## start EXERCISE INPUTS

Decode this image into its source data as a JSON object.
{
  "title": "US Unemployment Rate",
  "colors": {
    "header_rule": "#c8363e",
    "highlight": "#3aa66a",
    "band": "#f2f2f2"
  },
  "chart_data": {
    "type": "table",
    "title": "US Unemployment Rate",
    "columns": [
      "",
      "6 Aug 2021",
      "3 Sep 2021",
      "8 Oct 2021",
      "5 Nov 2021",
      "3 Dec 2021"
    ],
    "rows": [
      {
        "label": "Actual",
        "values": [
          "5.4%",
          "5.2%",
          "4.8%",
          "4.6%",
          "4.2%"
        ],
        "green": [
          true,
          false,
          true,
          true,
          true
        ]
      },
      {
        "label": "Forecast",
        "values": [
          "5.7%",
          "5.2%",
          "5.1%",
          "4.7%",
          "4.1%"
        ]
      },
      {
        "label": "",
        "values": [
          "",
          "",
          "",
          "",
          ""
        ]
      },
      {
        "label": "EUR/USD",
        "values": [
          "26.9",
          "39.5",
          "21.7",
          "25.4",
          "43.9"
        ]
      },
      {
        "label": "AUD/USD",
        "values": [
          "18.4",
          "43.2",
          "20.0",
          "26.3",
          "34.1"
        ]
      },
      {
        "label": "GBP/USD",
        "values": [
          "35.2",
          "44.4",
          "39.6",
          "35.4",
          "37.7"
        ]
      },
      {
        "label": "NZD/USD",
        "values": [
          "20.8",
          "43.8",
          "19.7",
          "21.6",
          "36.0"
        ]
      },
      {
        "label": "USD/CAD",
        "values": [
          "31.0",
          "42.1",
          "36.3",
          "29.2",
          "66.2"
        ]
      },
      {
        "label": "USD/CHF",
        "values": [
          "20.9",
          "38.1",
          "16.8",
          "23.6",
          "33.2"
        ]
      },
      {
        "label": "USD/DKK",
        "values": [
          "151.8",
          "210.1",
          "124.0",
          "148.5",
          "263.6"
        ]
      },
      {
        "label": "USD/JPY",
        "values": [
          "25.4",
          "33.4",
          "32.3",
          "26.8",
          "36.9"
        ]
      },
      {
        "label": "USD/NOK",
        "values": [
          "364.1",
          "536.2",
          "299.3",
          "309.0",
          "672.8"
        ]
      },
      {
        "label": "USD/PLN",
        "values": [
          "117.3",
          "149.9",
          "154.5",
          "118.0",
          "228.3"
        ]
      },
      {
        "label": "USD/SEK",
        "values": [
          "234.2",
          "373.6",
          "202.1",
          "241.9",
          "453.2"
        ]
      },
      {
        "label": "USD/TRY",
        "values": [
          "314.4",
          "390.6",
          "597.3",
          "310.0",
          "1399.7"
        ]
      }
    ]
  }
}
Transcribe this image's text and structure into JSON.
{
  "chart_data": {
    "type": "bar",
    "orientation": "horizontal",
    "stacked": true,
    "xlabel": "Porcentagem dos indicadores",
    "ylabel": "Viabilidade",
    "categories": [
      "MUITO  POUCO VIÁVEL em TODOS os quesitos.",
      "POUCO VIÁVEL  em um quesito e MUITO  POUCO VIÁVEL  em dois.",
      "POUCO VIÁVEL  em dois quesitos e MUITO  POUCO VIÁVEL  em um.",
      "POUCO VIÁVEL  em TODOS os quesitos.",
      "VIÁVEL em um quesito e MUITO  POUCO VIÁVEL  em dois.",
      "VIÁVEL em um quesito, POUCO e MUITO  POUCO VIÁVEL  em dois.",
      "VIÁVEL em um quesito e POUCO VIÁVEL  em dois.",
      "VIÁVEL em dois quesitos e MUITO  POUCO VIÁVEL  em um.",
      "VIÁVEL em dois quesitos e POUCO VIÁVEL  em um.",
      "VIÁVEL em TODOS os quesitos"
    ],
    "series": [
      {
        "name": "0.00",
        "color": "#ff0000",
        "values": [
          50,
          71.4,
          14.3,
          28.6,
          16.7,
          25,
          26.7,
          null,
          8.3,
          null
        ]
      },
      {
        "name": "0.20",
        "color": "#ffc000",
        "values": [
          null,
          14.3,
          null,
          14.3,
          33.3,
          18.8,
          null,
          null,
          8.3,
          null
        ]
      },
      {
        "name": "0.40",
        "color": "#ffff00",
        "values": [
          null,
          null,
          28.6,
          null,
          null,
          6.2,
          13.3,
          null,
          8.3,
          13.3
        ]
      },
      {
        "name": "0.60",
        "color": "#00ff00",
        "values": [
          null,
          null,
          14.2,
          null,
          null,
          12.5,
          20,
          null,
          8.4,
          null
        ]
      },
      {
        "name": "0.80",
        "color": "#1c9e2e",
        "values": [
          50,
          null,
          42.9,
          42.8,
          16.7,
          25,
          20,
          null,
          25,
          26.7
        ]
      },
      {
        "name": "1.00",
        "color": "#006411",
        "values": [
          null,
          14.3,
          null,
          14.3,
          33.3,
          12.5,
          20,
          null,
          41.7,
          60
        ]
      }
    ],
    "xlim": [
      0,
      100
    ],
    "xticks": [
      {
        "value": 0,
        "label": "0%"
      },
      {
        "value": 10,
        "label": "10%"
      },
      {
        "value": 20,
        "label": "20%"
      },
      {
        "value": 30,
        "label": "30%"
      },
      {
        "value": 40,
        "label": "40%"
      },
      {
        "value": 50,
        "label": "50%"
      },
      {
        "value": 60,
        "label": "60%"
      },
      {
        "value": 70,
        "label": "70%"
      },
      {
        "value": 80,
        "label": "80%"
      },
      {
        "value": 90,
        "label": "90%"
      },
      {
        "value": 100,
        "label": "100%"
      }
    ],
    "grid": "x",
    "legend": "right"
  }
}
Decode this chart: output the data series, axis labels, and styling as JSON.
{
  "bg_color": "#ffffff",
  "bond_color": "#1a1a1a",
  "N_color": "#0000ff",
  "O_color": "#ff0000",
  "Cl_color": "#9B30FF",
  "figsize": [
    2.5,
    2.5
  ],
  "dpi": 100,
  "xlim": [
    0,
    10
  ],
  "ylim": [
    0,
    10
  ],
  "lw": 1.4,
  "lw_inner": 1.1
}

## end EXERCISE INPUTS

▶ _WHAT TO DO_
Search the entries for the string "name" and collect each line that has it.

▶ _ANSWER TO THIS EXERCISE_
        "name": "0.00",
        "name": "0.20",
        "name": "0.40",
        "name": "0.60",
        "name": "0.80",
        "name": "1.00",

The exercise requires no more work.